[Start Available data]

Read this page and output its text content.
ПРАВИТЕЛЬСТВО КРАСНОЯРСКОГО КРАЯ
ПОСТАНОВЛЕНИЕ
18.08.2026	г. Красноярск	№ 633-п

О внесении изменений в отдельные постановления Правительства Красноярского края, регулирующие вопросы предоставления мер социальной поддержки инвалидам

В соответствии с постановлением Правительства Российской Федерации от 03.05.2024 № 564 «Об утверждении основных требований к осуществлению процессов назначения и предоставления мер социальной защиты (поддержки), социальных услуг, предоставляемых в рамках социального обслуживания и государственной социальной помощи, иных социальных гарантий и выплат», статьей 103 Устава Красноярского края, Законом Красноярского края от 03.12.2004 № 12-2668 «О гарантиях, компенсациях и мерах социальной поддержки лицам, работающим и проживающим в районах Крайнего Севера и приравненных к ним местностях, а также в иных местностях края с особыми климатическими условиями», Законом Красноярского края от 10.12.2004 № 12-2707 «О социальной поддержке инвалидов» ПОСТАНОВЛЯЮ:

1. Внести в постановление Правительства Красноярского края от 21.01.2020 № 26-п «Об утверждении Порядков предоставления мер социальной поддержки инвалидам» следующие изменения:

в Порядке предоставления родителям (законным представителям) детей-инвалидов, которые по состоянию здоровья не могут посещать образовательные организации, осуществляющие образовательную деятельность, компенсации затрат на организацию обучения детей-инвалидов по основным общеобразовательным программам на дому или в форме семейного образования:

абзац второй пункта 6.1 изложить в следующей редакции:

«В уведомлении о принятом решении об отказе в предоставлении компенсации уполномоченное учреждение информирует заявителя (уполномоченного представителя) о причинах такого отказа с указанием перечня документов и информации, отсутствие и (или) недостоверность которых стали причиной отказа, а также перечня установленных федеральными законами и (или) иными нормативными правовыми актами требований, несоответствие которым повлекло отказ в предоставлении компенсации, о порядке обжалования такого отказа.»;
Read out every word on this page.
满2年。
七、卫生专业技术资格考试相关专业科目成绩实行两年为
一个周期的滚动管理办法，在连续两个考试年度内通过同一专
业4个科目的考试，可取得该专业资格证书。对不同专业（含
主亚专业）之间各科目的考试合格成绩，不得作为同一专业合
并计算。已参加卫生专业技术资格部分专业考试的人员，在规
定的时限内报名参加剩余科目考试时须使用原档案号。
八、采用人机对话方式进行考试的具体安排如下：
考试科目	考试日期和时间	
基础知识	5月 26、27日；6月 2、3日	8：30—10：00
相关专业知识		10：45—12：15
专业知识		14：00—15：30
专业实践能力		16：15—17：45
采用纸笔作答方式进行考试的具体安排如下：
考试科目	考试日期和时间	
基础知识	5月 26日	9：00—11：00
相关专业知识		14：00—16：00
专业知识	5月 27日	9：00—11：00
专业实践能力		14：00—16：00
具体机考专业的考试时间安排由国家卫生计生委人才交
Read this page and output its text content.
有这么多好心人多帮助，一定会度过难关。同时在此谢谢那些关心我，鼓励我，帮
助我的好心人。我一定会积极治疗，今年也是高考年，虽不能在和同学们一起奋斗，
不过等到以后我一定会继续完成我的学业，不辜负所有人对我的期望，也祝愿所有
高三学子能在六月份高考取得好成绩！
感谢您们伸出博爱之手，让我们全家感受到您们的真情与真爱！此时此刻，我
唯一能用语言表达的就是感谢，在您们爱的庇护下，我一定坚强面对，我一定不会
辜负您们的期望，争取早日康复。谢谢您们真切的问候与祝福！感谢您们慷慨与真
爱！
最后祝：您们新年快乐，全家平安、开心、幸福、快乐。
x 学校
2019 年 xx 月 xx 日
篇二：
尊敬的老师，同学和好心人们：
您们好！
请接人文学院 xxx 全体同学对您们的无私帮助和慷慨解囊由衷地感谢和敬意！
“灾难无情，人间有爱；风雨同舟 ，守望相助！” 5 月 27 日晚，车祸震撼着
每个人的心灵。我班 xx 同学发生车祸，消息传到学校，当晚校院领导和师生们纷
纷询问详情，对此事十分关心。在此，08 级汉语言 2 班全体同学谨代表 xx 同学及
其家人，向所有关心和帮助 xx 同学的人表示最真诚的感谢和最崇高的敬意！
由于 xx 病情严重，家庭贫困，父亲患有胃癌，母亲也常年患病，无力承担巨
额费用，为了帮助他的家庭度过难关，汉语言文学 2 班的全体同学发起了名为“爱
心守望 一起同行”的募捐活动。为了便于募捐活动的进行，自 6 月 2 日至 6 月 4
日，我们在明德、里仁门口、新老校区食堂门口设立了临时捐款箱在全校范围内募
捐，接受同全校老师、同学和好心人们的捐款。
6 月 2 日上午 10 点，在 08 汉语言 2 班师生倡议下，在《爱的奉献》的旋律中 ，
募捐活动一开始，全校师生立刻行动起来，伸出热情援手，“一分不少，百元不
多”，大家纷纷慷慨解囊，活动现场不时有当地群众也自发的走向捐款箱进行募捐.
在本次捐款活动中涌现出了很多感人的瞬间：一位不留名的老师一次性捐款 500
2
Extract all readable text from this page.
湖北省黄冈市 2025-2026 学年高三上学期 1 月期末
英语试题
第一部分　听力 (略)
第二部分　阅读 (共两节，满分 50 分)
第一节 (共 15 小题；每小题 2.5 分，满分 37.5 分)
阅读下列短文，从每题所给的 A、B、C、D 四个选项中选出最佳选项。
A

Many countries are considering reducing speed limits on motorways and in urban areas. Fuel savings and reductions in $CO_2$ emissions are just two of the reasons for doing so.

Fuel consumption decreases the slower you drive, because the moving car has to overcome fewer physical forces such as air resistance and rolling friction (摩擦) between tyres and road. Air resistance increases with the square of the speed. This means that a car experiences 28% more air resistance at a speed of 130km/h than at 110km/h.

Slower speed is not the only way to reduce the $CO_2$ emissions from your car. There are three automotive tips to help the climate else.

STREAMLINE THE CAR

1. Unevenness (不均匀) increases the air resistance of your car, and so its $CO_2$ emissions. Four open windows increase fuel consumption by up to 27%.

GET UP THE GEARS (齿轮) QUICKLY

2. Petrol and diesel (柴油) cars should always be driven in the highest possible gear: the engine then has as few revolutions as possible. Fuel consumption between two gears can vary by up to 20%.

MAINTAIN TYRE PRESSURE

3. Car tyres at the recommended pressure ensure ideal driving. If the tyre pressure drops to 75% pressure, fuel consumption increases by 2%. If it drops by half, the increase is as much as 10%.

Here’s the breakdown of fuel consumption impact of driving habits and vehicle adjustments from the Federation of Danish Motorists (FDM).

[End Available data]

Task instructions:
Transcribe only the trailing portion of the entries above: the line that contains "Extract all readable text from this page." and each line after it.

Exercise solution:
Extract all readable text from this page.
湖北省黄冈市 2025-2026 学年高三上学期 1 月期末
英语试题
第一部分　听力 (略)
第二部分　阅读 (共两节，满分 50 分)
第一节 (共 15 小题；每小题 2.5 分，满分 37.5 分)
阅读下列短文，从每题所给的 A、B、C、D 四个选项中选出最佳选项。
A

Many countries are considering reducing speed limits on motorways and in urban areas. Fuel savings and reductions in $CO_2$ emissions are just two of the reasons for doing so.

Fuel consumption decreases the slower you drive, because the moving car has to overcome fewer physical forces such as air resistance and rolling friction (摩擦) between tyres and road. Air resistance increases with the square of the speed. This means that a car experiences 28% more air resistance at a speed of 130km/h than at 110km/h.

Slower speed is not the only way to reduce the $CO_2$ emissions from your car. There are three automotive tips to help the climate else.

STREAMLINE THE CAR

1. Unevenness (不均匀) increases the air resistance of your car, and so its $CO_2$ emissions. Four open windows increase fuel consumption by up to 27%.

GET UP THE GEARS (齿轮) QUICKLY

2. Petrol and diesel (柴油) cars should always be driven in the highest possible gear: the engine then has as few revolutions as possible. Fuel consumption between two gears can vary by up to 20%.

MAINTAIN TYRE PRESSURE

3. Car tyres at the recommended pressure ensure ideal driving. If the tyre pressure drops to 75% pressure, fuel consumption increases by 2%. If it drops by half, the increase is as much as 10%.

Here’s the breakdown of fuel consumption impact of driving habits and vehicle adjustments from the Federation of Danish Motorists (FDM).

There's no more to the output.